> **TASKS TO CARRY OUT**
a - In the ranked list of Taylor Swift songs, which song holds the number 111 spot?
b - Reproduce the stretch of the Taylor Swift song ranking from "One of the top-notch" through "the Chicks (2019)", word for word.
c - Go on with the Taylor Swift song ranking from the point where the text stops.

> **DOCUMENT EXTRACT**
★ ★ ★ ★

She added this to Fearless at the last minute – just what the album needed. It’s a blast of high-energy JoBro-baiting aggro on her most anomalously shade-free album. “It rains in your bedroom” is a very on-brand Tay predicament.Best line: “Did I say something way too honest? Made you run and hide like a scared little boy?”

114

“Bye Bye Baby” (2020)

One of the top-notch Fearless (Taylor’s Version) vault tracks. Like so many of her songs from this era, it has a giant Oasis-style hook: “You took me home, but you just couldn’t keep me.” Plus a bonus one in the bridge when she sings, “I’m so scaaared of how this ends!” What does it mean that the best Oasis songs of the past 20 years are Taylor songs?Best line: “You’re all I want, but it’s not enough.”

113

“Soon You’ll Get Better,” With the Chicks (2019)

A touching duet with the Dixie Chicks (their final song under their old name) for her countriest tune in years, about her mother’s battle with cancer. It’s definitely heavy to hear the teenager who sang “The Best Day” and “Never Grow Up,” once so mortified her mom was dropping her off at the movies, now an adult driving her mom to the hospital.Best line: “Holy orange bottles / Each night I pray to you.”

112

“High Infidelity” (2022)

A highlight of the Midnights 3 A.M. Edition. “High Infidelity” goes deep into the perils of musicians dating musicians, from “Put on your records and regret me” to “Put on your headphones and burn my city.” Taylor uses audio distortion as a metaphor for a bad romantic connection, a la Elvis Costello’s “High Fidelity,” though Midnights collaborator Zoë Kravitz also starred in the reboot of the classic High Fidelity. As for the question of what she was doing on April 29, 2016…listening to Lemonade and crying over Prince, like the rest of us?Best line: “There’s many different ways that you can kill the one you love/The slowest way is never loving them enough.”

111

“Back to December” (2010)

One of the rare ballads where she goes crawling back to an ex she treated like dirt – and she’s surprisingly effective in the role. Although breaking into the guy’s house is a little extreme. (If she’s blocked by the chain on his door, that means she already picked the lock, right?) And sorry, but you’re seriously dreaming if you think I’m bothering to Google the name of that Twilight guy, don’t @ me.Best line: “It turns out freedom ain’t nothing but missing you.”

110

“Tolerate It” (2020)

★ ★ ★ ★

> **SUPPLIED MATERIAL**
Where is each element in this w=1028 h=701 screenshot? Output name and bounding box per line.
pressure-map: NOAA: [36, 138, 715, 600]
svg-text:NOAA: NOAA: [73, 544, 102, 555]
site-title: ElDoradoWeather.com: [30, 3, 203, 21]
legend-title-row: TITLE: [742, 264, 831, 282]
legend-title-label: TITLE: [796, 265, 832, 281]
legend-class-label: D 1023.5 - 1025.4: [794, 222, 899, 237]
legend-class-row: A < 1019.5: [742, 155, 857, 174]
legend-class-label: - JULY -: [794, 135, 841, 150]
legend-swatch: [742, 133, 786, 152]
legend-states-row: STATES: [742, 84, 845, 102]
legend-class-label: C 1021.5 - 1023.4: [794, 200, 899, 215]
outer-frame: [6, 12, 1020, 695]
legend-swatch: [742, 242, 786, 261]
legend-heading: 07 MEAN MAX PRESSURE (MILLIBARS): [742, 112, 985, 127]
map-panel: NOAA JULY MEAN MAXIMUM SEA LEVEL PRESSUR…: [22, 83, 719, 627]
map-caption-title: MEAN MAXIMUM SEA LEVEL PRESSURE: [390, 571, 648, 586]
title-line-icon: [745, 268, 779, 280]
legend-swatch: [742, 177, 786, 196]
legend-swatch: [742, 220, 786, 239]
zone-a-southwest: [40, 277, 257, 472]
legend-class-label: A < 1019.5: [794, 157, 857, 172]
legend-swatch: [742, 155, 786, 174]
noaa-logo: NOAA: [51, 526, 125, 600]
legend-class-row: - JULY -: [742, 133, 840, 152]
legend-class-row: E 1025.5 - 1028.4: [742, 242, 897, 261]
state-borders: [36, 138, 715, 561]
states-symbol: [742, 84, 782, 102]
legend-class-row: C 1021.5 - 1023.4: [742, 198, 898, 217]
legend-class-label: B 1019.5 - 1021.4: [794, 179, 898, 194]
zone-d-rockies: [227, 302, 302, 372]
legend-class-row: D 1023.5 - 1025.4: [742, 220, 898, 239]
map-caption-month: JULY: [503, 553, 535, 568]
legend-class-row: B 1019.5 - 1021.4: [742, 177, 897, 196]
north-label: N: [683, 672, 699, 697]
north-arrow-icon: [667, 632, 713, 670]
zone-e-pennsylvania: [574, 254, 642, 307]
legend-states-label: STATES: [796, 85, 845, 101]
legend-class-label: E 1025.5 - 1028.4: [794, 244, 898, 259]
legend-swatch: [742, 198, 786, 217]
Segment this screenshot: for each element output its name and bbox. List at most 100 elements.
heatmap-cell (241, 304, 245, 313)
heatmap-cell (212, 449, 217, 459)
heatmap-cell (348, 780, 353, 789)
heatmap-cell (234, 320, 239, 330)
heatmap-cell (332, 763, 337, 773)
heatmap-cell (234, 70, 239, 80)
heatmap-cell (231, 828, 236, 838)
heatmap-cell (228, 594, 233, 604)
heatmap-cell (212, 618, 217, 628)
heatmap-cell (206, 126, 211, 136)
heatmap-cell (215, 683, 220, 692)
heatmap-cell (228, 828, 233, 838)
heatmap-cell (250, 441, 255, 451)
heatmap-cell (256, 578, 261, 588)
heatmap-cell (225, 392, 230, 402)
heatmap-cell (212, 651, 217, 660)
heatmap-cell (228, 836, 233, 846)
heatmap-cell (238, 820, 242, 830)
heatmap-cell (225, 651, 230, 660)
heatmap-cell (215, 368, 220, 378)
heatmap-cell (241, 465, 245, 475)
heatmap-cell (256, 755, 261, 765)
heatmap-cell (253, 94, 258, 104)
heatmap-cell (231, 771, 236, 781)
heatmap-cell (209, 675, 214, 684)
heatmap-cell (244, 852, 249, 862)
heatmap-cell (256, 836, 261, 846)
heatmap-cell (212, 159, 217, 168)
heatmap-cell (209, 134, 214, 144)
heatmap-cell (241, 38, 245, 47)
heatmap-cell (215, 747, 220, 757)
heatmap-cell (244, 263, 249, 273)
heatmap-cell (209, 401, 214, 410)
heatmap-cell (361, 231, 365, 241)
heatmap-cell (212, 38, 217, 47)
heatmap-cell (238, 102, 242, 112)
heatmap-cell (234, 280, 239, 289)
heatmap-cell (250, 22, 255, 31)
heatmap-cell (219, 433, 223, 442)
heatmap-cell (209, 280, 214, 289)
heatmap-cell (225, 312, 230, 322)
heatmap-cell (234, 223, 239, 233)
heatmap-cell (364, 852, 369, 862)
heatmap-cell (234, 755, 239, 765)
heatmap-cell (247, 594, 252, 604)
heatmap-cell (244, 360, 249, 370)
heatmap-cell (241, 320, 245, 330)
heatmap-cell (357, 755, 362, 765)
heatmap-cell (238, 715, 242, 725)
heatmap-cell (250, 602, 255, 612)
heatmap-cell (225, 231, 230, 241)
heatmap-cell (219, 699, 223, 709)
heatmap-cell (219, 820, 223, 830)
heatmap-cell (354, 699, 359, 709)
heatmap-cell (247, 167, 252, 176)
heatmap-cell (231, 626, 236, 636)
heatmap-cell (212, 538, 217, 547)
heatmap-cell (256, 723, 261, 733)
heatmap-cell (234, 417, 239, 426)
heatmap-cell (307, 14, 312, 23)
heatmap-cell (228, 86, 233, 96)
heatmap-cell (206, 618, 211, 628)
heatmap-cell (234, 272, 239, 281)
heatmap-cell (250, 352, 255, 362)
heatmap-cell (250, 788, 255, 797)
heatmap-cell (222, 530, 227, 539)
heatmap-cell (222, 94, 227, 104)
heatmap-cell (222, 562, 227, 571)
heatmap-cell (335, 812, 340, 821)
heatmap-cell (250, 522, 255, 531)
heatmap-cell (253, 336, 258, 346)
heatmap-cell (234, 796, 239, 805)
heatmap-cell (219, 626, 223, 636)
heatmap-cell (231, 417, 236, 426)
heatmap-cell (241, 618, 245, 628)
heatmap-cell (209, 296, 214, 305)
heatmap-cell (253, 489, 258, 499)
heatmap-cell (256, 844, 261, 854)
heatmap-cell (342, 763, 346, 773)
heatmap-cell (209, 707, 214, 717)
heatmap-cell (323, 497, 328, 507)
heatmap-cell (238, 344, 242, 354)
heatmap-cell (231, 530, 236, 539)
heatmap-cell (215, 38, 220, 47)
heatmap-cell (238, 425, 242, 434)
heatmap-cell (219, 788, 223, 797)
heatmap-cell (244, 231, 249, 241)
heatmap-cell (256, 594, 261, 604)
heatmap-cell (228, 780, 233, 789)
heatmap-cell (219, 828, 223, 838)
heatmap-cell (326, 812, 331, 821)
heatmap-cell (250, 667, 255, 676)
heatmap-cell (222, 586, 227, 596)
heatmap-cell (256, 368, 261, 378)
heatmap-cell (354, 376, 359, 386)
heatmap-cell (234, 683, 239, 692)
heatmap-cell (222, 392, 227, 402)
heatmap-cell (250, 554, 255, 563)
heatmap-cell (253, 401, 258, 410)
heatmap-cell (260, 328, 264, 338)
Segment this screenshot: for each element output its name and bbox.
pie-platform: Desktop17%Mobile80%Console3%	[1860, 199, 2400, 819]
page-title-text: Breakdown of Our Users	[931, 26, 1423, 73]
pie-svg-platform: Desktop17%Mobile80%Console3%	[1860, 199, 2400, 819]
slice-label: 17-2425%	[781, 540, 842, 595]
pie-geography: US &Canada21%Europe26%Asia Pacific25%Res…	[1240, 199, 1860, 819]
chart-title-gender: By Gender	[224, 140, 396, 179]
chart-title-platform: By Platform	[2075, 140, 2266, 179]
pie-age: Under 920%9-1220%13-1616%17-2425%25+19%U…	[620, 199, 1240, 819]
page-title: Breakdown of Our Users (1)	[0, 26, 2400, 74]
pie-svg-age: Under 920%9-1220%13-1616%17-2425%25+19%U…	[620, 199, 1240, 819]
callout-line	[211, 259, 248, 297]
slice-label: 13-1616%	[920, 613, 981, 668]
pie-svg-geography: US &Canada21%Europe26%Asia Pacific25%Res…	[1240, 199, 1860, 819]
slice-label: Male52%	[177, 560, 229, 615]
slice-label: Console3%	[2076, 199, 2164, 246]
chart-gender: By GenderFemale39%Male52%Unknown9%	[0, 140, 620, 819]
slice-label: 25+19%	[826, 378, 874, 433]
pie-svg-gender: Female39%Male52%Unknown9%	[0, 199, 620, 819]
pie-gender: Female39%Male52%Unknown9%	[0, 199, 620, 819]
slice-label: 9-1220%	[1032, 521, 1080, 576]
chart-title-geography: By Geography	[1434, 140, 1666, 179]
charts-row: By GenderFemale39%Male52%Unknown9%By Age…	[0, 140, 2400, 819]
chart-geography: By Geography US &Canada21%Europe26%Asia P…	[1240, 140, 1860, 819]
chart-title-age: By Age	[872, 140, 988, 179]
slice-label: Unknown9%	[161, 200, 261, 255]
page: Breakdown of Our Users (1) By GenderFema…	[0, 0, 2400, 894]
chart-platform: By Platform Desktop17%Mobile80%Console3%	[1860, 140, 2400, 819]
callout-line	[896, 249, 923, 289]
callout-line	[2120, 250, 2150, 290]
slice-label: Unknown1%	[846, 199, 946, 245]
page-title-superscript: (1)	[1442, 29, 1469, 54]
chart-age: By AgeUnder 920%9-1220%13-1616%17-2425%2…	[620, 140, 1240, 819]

★ ★ ★ ★

> **OUTPUTS BY TASK**
a - "Back to December" (2010)

b -
One of the top-notch Fearless (Taylor’s Version) vault tracks. Like so many of her songs from this era, it has a giant Oasis-style hook: “You took me home, but you just couldn’t keep me.” Plus a bonus one in the bridge when she sings, “I’m so scaaared of how this ends!” What does it mean that the best Oasis songs of the past 20 years are Taylor songs?Best line: “You’re all I want, but it’s not enough.”

113

“Soon You’ll Get Better,” With the Chicks (2019)

c -
Can you even imagine the songwriter who wrote “White Horse” in her teens was already planning to write “Tolerate It” in her 30s? She might have taken inspiration from Rebecca, but it feels more like a Carole King song from the 1970s — trapped in a dead-end marriage where something inside just died. Taylor called this part of Evermore “the ‘unhappily ever after’ trilogy of marriages gone bad.”Best line: “Now I’m begging for footnotes in the story of your life.”

109

“I Almost Do” (2012)

We’re already at the zone on this list where every song seems like it should be ranked even higher, except it’s just so crowded at the top. For almost any other artist, “I Almost Do” would have been a career peak. A Red slow jam that could have worked even better sped up into a punked-out rocker — though it’s plenty affecting as is.Best line: “Every time I don’t, I almost do.”

108

“Welcome to New York” (2014)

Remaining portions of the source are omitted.